* Given task *
Write the material out again exactly.

* Dataset rows *
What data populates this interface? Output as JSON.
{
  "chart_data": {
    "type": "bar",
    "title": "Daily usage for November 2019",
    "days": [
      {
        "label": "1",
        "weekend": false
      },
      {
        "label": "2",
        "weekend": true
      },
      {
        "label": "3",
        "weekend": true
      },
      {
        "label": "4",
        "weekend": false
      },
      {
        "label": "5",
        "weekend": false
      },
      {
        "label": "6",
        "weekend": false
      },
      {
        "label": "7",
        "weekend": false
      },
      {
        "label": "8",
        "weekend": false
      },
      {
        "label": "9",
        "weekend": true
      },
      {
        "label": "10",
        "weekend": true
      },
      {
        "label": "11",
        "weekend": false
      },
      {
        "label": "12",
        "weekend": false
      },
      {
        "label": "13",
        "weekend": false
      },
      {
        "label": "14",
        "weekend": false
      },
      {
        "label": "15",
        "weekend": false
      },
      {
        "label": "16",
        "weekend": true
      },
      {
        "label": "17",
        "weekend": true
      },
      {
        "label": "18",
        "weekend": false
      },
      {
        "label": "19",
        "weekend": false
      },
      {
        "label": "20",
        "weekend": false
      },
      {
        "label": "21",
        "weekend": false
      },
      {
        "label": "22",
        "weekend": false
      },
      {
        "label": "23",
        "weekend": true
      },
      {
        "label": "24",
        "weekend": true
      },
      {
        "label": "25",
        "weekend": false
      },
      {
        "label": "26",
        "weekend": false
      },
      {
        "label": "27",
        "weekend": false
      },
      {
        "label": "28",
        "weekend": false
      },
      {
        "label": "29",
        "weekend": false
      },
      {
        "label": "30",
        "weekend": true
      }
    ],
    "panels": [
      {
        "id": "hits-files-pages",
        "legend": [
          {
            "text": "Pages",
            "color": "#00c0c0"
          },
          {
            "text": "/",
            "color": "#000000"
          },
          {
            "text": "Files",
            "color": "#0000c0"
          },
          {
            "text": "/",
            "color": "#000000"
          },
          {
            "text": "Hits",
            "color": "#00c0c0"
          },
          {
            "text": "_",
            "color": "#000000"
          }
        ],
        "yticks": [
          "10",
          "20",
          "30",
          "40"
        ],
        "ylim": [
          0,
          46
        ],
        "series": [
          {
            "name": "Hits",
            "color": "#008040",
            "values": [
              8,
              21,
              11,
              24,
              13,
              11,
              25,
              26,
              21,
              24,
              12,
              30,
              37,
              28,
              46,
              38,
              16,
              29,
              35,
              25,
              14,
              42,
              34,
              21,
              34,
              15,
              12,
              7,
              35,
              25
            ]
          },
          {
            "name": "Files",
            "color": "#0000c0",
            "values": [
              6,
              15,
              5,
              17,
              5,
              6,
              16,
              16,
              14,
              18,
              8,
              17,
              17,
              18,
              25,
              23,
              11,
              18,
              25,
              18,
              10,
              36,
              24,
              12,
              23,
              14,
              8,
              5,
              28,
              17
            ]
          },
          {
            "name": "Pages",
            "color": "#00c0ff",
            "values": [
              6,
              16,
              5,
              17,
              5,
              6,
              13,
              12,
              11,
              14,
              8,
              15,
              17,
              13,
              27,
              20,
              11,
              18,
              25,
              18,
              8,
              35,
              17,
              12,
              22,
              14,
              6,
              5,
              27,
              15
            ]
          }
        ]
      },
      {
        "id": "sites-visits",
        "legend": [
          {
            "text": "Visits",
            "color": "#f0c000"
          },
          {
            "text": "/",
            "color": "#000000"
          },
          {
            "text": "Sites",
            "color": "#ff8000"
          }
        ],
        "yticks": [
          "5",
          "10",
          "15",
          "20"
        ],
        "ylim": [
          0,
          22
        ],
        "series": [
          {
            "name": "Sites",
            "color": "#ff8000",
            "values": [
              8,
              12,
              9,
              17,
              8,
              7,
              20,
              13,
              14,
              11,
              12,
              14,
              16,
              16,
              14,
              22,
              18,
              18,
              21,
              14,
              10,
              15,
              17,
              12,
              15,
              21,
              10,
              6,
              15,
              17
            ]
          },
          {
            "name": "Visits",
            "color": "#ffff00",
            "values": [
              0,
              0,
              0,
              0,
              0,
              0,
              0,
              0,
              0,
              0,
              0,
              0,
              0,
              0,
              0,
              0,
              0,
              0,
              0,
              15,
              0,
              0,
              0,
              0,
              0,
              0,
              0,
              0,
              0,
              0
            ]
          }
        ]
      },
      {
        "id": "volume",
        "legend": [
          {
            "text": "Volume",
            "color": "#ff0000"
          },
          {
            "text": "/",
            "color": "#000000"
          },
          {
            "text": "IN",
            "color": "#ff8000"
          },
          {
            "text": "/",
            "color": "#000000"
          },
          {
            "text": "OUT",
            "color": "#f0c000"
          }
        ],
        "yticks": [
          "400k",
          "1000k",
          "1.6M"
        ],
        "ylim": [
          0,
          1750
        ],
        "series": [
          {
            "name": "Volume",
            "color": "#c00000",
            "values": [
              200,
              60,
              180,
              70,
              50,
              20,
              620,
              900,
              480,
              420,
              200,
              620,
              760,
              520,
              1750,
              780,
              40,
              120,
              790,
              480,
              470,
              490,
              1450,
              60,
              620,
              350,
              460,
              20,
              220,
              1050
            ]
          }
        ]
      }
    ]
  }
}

* Result of this exercise *
What data populates this interface? Output as JSON.
{
  "chart_data": {
    "type": "bar",
    "title": "Daily usage for November 2019",
    "days": [
      {
        "label": "1",
        "weekend": false
      },
      {
        "label": "2",
        "weekend": true
      },
      {
        "label": "3",
        "weekend": true
      },
      {
        "label": "4",
        "weekend": false
      },
      {
        "label": "5",
        "weekend": false
      },
      {
        "label": "6",
        "weekend": false
      },
      {
        "label": "7",
        "weekend": false
      },
      {
        "label": "8",
        "weekend": false
      },
      {
        "label": "9",
        "weekend": true
      },
      {
        "label": "10",
        "weekend": true
      },
      {
        "label": "11",
        "weekend": false
      },
      {
        "label": "12",
        "weekend": false
      },
      {
        "label": "13",
        "weekend": false
      },
      {
        "label": "14",
        "weekend": false
      },
      {
        "label": "15",
        "weekend": false
      },
      {
        "label": "16",
        "weekend": true
      },
      {
        "label": "17",
        "weekend": true
      },
      {
        "label": "18",
        "weekend": false
      },
      {
        "label": "19",
        "weekend": false
      },
      {
        "label": "20",
        "weekend": false
      },
      {
        "label": "21",
        "weekend": false
      },
      {
        "label": "22",
        "weekend": false
      },
      {
        "label": "23",
        "weekend": true
      },
      {
        "label": "24",
        "weekend": true
      },
      {
        "label": "25",
        "weekend": false
      },
      {
        "label": "26",
        "weekend": false
      },
      {
        "label": "27",
        "weekend": false
      },
      {
        "label": "28",
        "weekend": false
      },
      {
        "label": "29",
        "weekend": false
      },
      {
        "label": "30",
        "weekend": true
      }
    ],
    "panels": [
      {
        "id": "hits-files-pages",
        "legend": [
          {
            "text": "Pages",
            "color": "#00c0c0"
          },
          {
            "text": "/",
            "color": "#000000"
          },
          {
            "text": "Files",
            "color": "#0000c0"
          },
          {
            "text": "/",
            "color": "#000000"
          },
          {
            "text": "Hits",
            "color": "#00c0c0"
          },
          {
            "text": "_",
            "color": "#000000"
          }
        ],
        "yticks": [
          "10",
          "20",
          "30",
          "40"
        ],
        "ylim": [
          0,
          46
        ],
        "series": [
          {
            "name": "Hits",
            "color": "#008040",
            "values": [
              8,
              21,
              11,
              24,
              13,
              11,
              25,
              26,
              21,
              24,
              12,
              30,
              37,
              28,
              46,
              38,
              16,
              29,
              35,
              25,
              14,
              42,
              34,
              21,
              34,
              15,
              12,
              7,
              35,
              25
            ]
          },
          {
            "name": "Files",
            "color": "#0000c0",
            "values": [
              6,
              15,
              5,
              17,
              5,
              6,
              16,
              16,
              14,
              18,
              8,
              17,
              17,
              18,
              25,
              23,
              11,
              18,
              25,
              18,
              10,
              36,
              24,
              12,
              23,
              14,
              8,
              5,
              28,
              17
            ]
          },
          {
            "name": "Pages",
            "color": "#00c0ff",
            "values": [
              6,
              16,
              5,
              17,
              5,
              6,
              13,
              12,
              11,
              14,
              8,
              15,
              17,
              13,
              27,
              20,
              11,
              18,
              25,
              18,
              8,
              35,
              17,
              12,
              22,
              14,
              6,
              5,
              27,
              15
            ]
          }
        ]
      },
      {
        "id": "sites-visits",
        "legend": [
          {
            "text": "Visits",
            "color": "#f0c000"
          },
          {
            "text": "/",
            "color": "#000000"
          },
          {
            "text": "Sites",
            "color": "#ff8000"
          }
        ],
        "yticks": [
          "5",
          "10",
          "15",
          "20"
        ],
        "ylim": [
          0,
          22
        ],
        "series": [
          {
            "name": "Sites",
            "color": "#ff8000",
            "values": [
              8,
              12,
              9,
              17,
              8,
              7,
              20,
              13,
              14,
              11,
              12,
              14,
              16,
              16,
              14,
              22,
              18,
              18,
              21,
              14,
              10,
              15,
              17,
              12,
              15,
              21,
              10,
              6,
              15,
              17
            ]
          },
          {
            "name": "Visits",
            "color": "#ffff00",
            "values": [
              0,
              0,
              0,
              0,
              0,
              0,
              0,
              0,
              0,
              0,
              0,
              0,
              0,
              0,
              0,
              0,
              0,
              0,
              0,
              15,
              0,
              0,
              0,
              0,
              0,
              0,
              0,
              0,
              0,
              0
            ]
          }
        ]
      },
      {
        "id": "volume",
        "legend": [
          {
            "text": "Volume",
            "color": "#ff0000"
          },
          {
            "text": "/",
            "color": "#000000"
          },
          {
            "text": "IN",
            "color": "#ff8000"
          },
          {
            "text": "/",
            "color": "#000000"
          },
          {
            "text": "OUT",
            "color": "#f0c000"
          }
        ],
        "yticks": [
          "400k",
          "1000k",
          "1.6M"
        ],
        "ylim": [
          0,
          1750
        ],
        "series": [
          {
            "name": "Volume",
            "color": "#c00000",
            "values": [
              200,
              60,
              180,
              70,
              50,
              20,
              620,
              900,
              480,
              420,
              200,
              620,
              760,
              520,
              1750,
              780,
              40,
              120,
              790,
              480,
              470,
              490,
              1450,
              60,
              620,
              350,
              460,
              20,
              220,
              1050
            ]
          }
        ]
      }
    ]
  }
}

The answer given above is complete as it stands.